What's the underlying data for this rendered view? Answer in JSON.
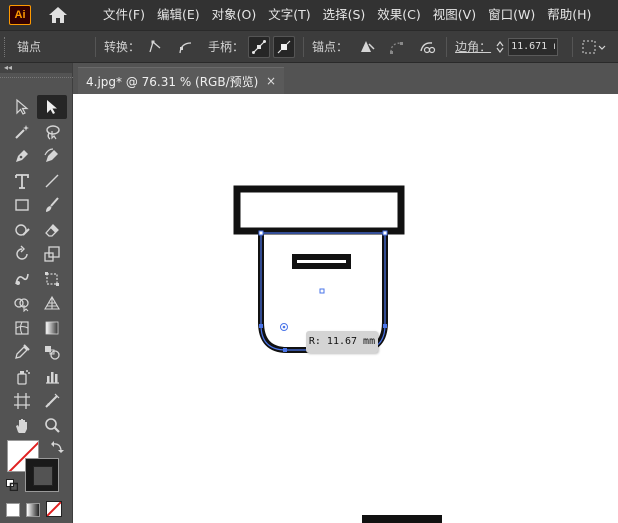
{
  "app": {
    "logo_text": "Ai"
  },
  "menu": {
    "items": [
      "文件(F)",
      "编辑(E)",
      "对象(O)",
      "文字(T)",
      "选择(S)",
      "效果(C)",
      "视图(V)",
      "窗口(W)",
      "帮助(H)"
    ]
  },
  "controlbar": {
    "anchor_label": "锚点",
    "convert_label": "转换：",
    "handles_label": "手柄：",
    "anchors_label": "锚点：",
    "corner_label": "边角：",
    "corner_value": "11.671 n"
  },
  "toolbar": {
    "collapse_glyph": "◂◂"
  },
  "document": {
    "tab_title": "4.jpg* @ 76.31 % (RGB/预览)",
    "close_glyph": "×"
  },
  "canvas": {
    "measure_tooltip": "R: 11.67 mm"
  },
  "colors": {
    "selection": "#4a74e8",
    "artwork": "#111111",
    "canvas_bg": "#ffffff",
    "ui_dark": "#323232",
    "ui_mid": "#535353"
  }
}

++++

[WORK TO DO] Quote every line of the records above exactly; no picture is to be copied.

[TASK RESPONSE]
What's the underlying data for this rendered view? Answer in JSON.
{
  "app": {
    "logo_text": "Ai"
  },
  "menu": {
    "items": [
      "文件(F)",
      "编辑(E)",
      "对象(O)",
      "文字(T)",
      "选择(S)",
      "效果(C)",
      "视图(V)",
      "窗口(W)",
      "帮助(H)"
    ]
  },
  "controlbar": {
    "anchor_label": "锚点",
    "convert_label": "转换：",
    "handles_label": "手柄：",
    "anchors_label": "锚点：",
    "corner_label": "边角：",
    "corner_value": "11.671 n"
  },
  "toolbar": {
    "collapse_glyph": "◂◂"
  },
  "document": {
    "tab_title": "4.jpg* @ 76.31 % (RGB/预览)",
    "close_glyph": "×"
  },
  "canvas": {
    "measure_tooltip": "R: 11.67 mm"
  },
  "colors": {
    "selection": "#4a74e8",
    "artwork": "#111111",
    "canvas_bg": "#ffffff",
    "ui_dark": "#323232",
    "ui_mid": "#535353"
  }
}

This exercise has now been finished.